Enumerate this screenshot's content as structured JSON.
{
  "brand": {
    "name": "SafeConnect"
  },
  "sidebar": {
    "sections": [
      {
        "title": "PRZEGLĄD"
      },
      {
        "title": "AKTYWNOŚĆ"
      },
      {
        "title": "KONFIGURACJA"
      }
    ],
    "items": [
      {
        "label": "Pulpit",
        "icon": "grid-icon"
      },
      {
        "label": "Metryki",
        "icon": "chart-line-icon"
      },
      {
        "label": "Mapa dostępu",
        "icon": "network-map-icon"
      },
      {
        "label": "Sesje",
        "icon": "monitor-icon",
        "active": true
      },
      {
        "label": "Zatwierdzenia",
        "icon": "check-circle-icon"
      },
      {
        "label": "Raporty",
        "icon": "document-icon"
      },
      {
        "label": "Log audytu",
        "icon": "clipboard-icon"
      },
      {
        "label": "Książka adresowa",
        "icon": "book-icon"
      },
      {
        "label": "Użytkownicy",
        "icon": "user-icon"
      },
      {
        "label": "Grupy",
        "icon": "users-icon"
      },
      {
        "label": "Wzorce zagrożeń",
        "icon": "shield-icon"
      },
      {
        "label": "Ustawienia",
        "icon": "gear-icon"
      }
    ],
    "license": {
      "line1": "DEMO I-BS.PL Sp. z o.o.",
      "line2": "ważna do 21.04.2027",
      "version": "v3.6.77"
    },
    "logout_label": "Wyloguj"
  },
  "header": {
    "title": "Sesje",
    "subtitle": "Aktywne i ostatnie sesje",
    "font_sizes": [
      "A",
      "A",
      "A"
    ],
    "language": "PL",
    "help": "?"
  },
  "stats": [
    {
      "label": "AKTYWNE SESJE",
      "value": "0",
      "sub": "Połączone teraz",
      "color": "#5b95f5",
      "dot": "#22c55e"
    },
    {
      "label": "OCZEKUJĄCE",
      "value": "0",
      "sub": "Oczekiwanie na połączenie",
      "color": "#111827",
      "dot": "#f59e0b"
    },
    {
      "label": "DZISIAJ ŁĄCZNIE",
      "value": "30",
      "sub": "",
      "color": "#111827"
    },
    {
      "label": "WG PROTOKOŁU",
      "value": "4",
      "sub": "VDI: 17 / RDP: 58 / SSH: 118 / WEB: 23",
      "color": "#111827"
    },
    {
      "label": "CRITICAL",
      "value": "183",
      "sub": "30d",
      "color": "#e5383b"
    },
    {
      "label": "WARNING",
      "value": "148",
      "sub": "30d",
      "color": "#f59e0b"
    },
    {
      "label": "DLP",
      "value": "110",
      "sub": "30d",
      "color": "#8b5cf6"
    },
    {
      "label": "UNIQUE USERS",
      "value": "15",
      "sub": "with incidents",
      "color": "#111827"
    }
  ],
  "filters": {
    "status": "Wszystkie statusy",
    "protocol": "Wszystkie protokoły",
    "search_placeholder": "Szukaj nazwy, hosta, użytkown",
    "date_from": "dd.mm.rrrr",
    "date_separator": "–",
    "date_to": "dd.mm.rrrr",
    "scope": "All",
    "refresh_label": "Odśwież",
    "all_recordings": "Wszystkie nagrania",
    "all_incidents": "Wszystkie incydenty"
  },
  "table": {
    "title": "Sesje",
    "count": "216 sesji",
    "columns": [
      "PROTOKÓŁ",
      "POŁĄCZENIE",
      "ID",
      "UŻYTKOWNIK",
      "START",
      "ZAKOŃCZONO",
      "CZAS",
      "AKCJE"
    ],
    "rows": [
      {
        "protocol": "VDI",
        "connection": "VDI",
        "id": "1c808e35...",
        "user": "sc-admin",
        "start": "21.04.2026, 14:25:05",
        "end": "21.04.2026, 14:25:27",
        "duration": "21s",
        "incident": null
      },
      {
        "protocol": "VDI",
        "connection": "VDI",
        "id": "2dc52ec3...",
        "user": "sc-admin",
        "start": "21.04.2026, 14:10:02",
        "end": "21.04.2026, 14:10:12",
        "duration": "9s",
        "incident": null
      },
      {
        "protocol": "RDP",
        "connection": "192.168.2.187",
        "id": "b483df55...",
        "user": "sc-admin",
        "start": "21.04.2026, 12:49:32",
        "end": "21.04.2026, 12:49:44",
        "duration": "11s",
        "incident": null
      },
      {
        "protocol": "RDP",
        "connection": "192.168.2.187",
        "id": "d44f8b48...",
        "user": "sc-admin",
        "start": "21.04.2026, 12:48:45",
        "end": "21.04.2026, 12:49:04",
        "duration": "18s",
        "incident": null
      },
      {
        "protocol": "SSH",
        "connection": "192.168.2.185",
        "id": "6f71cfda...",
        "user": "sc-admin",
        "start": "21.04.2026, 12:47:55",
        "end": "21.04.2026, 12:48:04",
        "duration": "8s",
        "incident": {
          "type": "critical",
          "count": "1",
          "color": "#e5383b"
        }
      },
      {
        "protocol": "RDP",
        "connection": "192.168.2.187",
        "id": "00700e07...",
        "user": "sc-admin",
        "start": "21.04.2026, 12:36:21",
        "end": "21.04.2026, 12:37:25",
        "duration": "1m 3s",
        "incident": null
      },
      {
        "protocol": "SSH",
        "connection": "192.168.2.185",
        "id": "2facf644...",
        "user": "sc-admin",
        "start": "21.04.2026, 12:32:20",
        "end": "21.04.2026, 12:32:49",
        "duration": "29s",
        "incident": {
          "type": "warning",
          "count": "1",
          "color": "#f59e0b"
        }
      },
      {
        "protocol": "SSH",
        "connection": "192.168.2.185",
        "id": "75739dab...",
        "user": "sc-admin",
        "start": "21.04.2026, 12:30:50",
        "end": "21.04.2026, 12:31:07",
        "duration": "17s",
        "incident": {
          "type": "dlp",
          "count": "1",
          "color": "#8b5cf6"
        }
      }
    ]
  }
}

○ ○ ○

** PROMPT **
Restate the whole of the material exactly.

** COMPLETE OUTPUT **
Enumerate this screenshot's content as structured JSON.
{
  "brand": {
    "name": "SafeConnect"
  },
  "sidebar": {
    "sections": [
      {
        "title": "PRZEGLĄD"
      },
      {
        "title": "AKTYWNOŚĆ"
      },
      {
        "title": "KONFIGURACJA"
      }
    ],
    "items": [
      {
        "label": "Pulpit",
        "icon": "grid-icon"
      },
      {
        "label": "Metryki",
        "icon": "chart-line-icon"
      },
      {
        "label": "Mapa dostępu",
        "icon": "network-map-icon"
      },
      {
        "label": "Sesje",
        "icon": "monitor-icon",
        "active": true
      },
      {
        "label": "Zatwierdzenia",
        "icon": "check-circle-icon"
      },
      {
        "label": "Raporty",
        "icon": "document-icon"
      },
      {
        "label": "Log audytu",
        "icon": "clipboard-icon"
      },
      {
        "label": "Książka adresowa",
        "icon": "book-icon"
      },
      {
        "label": "Użytkownicy",
        "icon": "user-icon"
      },
      {
        "label": "Grupy",
        "icon": "users-icon"
      },
      {
        "label": "Wzorce zagrożeń",
        "icon": "shield-icon"
      },
      {
        "label": "Ustawienia",
        "icon": "gear-icon"
      }
    ],
    "license": {
      "line1": "DEMO I-BS.PL Sp. z o.o.",
      "line2": "ważna do 21.04.2027",
      "version": "v3.6.77"
    },
    "logout_label": "Wyloguj"
  },
  "header": {
    "title": "Sesje",
    "subtitle": "Aktywne i ostatnie sesje",
    "font_sizes": [
      "A",
      "A",
      "A"
    ],
    "language": "PL",
    "help": "?"
  },
  "stats": [
    {
      "label": "AKTYWNE SESJE",
      "value": "0",
      "sub": "Połączone teraz",
      "color": "#5b95f5",
      "dot": "#22c55e"
    },
    {
      "label": "OCZEKUJĄCE",
      "value": "0",
      "sub": "Oczekiwanie na połączenie",
      "color": "#111827",
      "dot": "#f59e0b"
    },
    {
      "label": "DZISIAJ ŁĄCZNIE",
      "value": "30",
      "sub": "",
      "color": "#111827"
    },
    {
      "label": "WG PROTOKOŁU",
      "value": "4",
      "sub": "VDI: 17 / RDP: 58 / SSH: 118 / WEB: 23",
      "color": "#111827"
    },
    {
      "label": "CRITICAL",
      "value": "183",
      "sub": "30d",
      "color": "#e5383b"
    },
    {
      "label": "WARNING",
      "value": "148",
      "sub": "30d",
      "color": "#f59e0b"
    },
    {
      "label": "DLP",
      "value": "110",
      "sub": "30d",
      "color": "#8b5cf6"
    },
    {
      "label": "UNIQUE USERS",
      "value": "15",
      "sub": "with incidents",
      "color": "#111827"
    }
  ],
  "filters": {
    "status": "Wszystkie statusy",
    "protocol": "Wszystkie protokoły",
    "search_placeholder": "Szukaj nazwy, hosta, użytkown",
    "date_from": "dd.mm.rrrr",
    "date_separator": "–",
    "date_to": "dd.mm.rrrr",
    "scope": "All",
    "refresh_label": "Odśwież",
    "all_recordings": "Wszystkie nagrania",
    "all_incidents": "Wszystkie incydenty"
  },
  "table": {
    "title": "Sesje",
    "count": "216 sesji",
    "columns": [
      "PROTOKÓŁ",
      "POŁĄCZENIE",
      "ID",
      "UŻYTKOWNIK",
      "START",
      "ZAKOŃCZONO",
      "CZAS",
      "AKCJE"
    ],
    "rows": [
      {
        "protocol": "VDI",
        "connection": "VDI",
        "id": "1c808e35...",
        "user": "sc-admin",
        "start": "21.04.2026, 14:25:05",
        "end": "21.04.2026, 14:25:27",
        "duration": "21s",
        "incident": null
      },
      {
        "protocol": "VDI",
        "connection": "VDI",
        "id": "2dc52ec3...",
        "user": "sc-admin",
        "start": "21.04.2026, 14:10:02",
        "end": "21.04.2026, 14:10:12",
        "duration": "9s",
        "incident": null
      },
      {
        "protocol": "RDP",
        "connection": "192.168.2.187",
        "id": "b483df55...",
        "user": "sc-admin",
        "start": "21.04.2026, 12:49:32",
        "end": "21.04.2026, 12:49:44",
        "duration": "11s",
        "incident": null
      },
      {
        "protocol": "RDP",
        "connection": "192.168.2.187",
        "id": "d44f8b48...",
        "user": "sc-admin",
        "start": "21.04.2026, 12:48:45",
        "end": "21.04.2026, 12:49:04",
        "duration": "18s",
        "incident": null
      },
      {
        "protocol": "SSH",
        "connection": "192.168.2.185",
        "id": "6f71cfda...",
        "user": "sc-admin",
        "start": "21.04.2026, 12:47:55",
        "end": "21.04.2026, 12:48:04",
        "duration": "8s",
        "incident": {
          "type": "critical",
          "count": "1",
          "color": "#e5383b"
        }
      },
      {
        "protocol": "RDP",
        "connection": "192.168.2.187",
        "id": "00700e07...",
        "user": "sc-admin",
        "start": "21.04.2026, 12:36:21",
        "end": "21.04.2026, 12:37:25",
        "duration": "1m 3s",
        "incident": null
      },
      {
        "protocol": "SSH",
        "connection": "192.168.2.185",
        "id": "2facf644...",
        "user": "sc-admin",
        "start": "21.04.2026, 12:32:20",
        "end": "21.04.2026, 12:32:49",
        "duration": "29s",
        "incident": {
          "type": "warning",
          "count": "1",
          "color": "#f59e0b"
        }
      },
      {
        "protocol": "SSH",
        "connection": "192.168.2.185",
        "id": "75739dab...",
        "user": "sc-admin",
        "start": "21.04.2026, 12:30:50",
        "end": "21.04.2026, 12:31:07",
        "duration": "17s",
        "incident": {
          "type": "dlp",
          "count": "1",
          "color": "#8b5cf6"
        }
      }
    ]
  }
}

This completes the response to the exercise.